**TASK GOAL:**
What follows is a listing to be transcribed exactly.

**EXTRACTED RECORDS:**
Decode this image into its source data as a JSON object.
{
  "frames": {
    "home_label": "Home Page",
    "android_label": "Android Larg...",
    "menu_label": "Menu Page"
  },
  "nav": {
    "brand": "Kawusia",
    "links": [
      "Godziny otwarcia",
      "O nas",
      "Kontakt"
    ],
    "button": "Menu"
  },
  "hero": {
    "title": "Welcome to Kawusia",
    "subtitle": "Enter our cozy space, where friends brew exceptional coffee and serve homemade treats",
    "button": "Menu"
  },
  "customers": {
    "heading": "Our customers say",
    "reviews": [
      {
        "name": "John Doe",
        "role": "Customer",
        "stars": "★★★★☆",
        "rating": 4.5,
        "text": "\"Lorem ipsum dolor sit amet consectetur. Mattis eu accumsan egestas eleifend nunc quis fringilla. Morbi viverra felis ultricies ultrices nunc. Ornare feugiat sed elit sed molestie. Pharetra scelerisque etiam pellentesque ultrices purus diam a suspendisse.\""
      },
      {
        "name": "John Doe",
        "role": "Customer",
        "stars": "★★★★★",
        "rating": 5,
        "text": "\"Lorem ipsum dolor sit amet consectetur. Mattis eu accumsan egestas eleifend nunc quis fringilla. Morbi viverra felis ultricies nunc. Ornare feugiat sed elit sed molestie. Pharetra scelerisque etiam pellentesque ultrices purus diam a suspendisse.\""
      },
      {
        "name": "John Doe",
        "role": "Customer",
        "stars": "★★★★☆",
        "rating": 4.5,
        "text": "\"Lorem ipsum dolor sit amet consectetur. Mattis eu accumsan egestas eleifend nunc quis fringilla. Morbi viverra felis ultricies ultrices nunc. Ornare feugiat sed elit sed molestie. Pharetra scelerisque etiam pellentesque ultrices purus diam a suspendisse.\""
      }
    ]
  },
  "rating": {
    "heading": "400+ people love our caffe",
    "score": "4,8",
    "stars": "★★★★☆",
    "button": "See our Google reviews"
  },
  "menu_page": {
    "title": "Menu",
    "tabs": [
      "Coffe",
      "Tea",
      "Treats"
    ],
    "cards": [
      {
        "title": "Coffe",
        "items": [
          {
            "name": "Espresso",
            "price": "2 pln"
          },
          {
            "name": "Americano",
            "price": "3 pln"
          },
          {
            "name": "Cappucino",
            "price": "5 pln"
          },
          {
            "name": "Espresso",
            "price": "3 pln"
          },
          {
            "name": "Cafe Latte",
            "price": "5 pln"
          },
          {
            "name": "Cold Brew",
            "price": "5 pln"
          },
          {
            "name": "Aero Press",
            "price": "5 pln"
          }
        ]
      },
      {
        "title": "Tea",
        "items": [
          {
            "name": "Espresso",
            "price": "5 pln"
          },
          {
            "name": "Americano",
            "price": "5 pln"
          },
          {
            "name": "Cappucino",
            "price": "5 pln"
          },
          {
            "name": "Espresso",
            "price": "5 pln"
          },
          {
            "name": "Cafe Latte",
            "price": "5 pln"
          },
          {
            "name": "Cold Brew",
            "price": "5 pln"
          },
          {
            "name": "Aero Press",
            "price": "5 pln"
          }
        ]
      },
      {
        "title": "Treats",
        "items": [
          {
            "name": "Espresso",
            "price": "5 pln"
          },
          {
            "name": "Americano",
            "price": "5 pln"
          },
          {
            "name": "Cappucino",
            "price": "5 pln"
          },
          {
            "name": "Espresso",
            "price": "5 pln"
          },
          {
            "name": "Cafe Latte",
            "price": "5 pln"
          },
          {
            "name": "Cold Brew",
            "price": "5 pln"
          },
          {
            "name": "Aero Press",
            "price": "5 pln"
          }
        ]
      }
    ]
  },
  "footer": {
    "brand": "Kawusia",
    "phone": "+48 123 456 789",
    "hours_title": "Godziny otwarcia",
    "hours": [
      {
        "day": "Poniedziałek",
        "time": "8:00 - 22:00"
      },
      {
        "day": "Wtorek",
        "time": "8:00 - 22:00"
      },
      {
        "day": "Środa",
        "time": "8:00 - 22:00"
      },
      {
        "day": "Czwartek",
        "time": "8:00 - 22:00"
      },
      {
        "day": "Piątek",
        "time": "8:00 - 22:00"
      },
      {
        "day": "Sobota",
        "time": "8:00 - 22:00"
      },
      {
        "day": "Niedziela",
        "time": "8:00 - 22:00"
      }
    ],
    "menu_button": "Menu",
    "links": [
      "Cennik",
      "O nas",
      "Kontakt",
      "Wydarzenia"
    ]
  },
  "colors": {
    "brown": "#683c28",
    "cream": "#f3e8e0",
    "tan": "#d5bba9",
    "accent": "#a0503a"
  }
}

**SOLVED PROBLEM:**
Decode this image into its source data as a JSON object.
{
  "frames": {
    "home_label": "Home Page",
    "android_label": "Android Larg...",
    "menu_label": "Menu Page"
  },
  "nav": {
    "brand": "Kawusia",
    "links": [
      "Godziny otwarcia",
      "O nas",
      "Kontakt"
    ],
    "button": "Menu"
  },
  "hero": {
    "title": "Welcome to Kawusia",
    "subtitle": "Enter our cozy space, where friends brew exceptional coffee and serve homemade treats",
    "button": "Menu"
  },
  "customers": {
    "heading": "Our customers say",
    "reviews": [
      {
        "name": "John Doe",
        "role": "Customer",
        "stars": "★★★★☆",
        "rating": 4.5,
        "text": "\"Lorem ipsum dolor sit amet consectetur. Mattis eu accumsan egestas eleifend nunc quis fringilla. Morbi viverra felis ultricies ultrices nunc. Ornare feugiat sed elit sed molestie. Pharetra scelerisque etiam pellentesque ultrices purus diam a suspendisse.\""
      },
      {
        "name": "John Doe",
        "role": "Customer",
        "stars": "★★★★★",
        "rating": 5,
        "text": "\"Lorem ipsum dolor sit amet consectetur. Mattis eu accumsan egestas eleifend nunc quis fringilla. Morbi viverra felis ultricies nunc. Ornare feugiat sed elit sed molestie. Pharetra scelerisque etiam pellentesque ultrices purus diam a suspendisse.\""
      },
      {
        "name": "John Doe",
        "role": "Customer",
        "stars": "★★★★☆",
        "rating": 4.5,
        "text": "\"Lorem ipsum dolor sit amet consectetur. Mattis eu accumsan egestas eleifend nunc quis fringilla. Morbi viverra felis ultricies ultrices nunc. Ornare feugiat sed elit sed molestie. Pharetra scelerisque etiam pellentesque ultrices purus diam a suspendisse.\""
      }
    ]
  },
  "rating": {
    "heading": "400+ people love our caffe",
    "score": "4,8",
    "stars": "★★★★☆",
    "button": "See our Google reviews"
  },
  "menu_page": {
    "title": "Menu",
    "tabs": [
      "Coffe",
      "Tea",
      "Treats"
    ],
    "cards": [
      {
        "title": "Coffe",
        "items": [
          {
            "name": "Espresso",
            "price": "2 pln"
          },
          {
            "name": "Americano",
            "price": "3 pln"
          },
          {
            "name": "Cappucino",
            "price": "5 pln"
          },
          {
            "name": "Espresso",
            "price": "3 pln"
          },
          {
            "name": "Cafe Latte",
            "price": "5 pln"
          },
          {
            "name": "Cold Brew",
            "price": "5 pln"
          },
          {
            "name": "Aero Press",
            "price": "5 pln"
          }
        ]
      },
      {
        "title": "Tea",
        "items": [
          {
            "name": "Espresso",
            "price": "5 pln"
          },
          {
            "name": "Americano",
            "price": "5 pln"
          },
          {
            "name": "Cappucino",
            "price": "5 pln"
          },
          {
            "name": "Espresso",
            "price": "5 pln"
          },
          {
            "name": "Cafe Latte",
            "price": "5 pln"
          },
          {
            "name": "Cold Brew",
            "price": "5 pln"
          },
          {
            "name": "Aero Press",
            "price": "5 pln"
          }
        ]
      },
      {
        "title": "Treats",
        "items": [
          {
            "name": "Espresso",
            "price": "5 pln"
          },
          {
            "name": "Americano",
            "price": "5 pln"
          },
          {
            "name": "Cappucino",
            "price": "5 pln"
          },
          {
            "name": "Espresso",
            "price": "5 pln"
          },
          {
            "name": "Cafe Latte",
            "price": "5 pln"
          },
          {
            "name": "Cold Brew",
            "price": "5 pln"
          },
          {
            "name": "Aero Press",
            "price": "5 pln"
          }
        ]
      }
    ]
  },
  "footer": {
    "brand": "Kawusia",
    "phone": "+48 123 456 789",
    "hours_title": "Godziny otwarcia",
    "hours": [
      {
        "day": "Poniedziałek",
        "time": "8:00 - 22:00"
      },
      {
        "day": "Wtorek",
        "time": "8:00 - 22:00"
      },
      {
        "day": "Środa",
        "time": "8:00 - 22:00"
      },
      {
        "day": "Czwartek",
        "time": "8:00 - 22:00"
      },
      {
        "day": "Piątek",
        "time": "8:00 - 22:00"
      },
      {
        "day": "Sobota",
        "time": "8:00 - 22:00"
      },
      {
        "day": "Niedziela",
        "time": "8:00 - 22:00"
      }
    ],
    "menu_button": "Menu",
    "links": [
      "Cennik",
      "O nas",
      "Kontakt",
      "Wydarzenia"
    ]
  },
  "colors": {
    "brown": "#683c28",
    "cream": "#f3e8e0",
    "tan": "#d5bba9",
    "accent": "#a0503a"
  }
}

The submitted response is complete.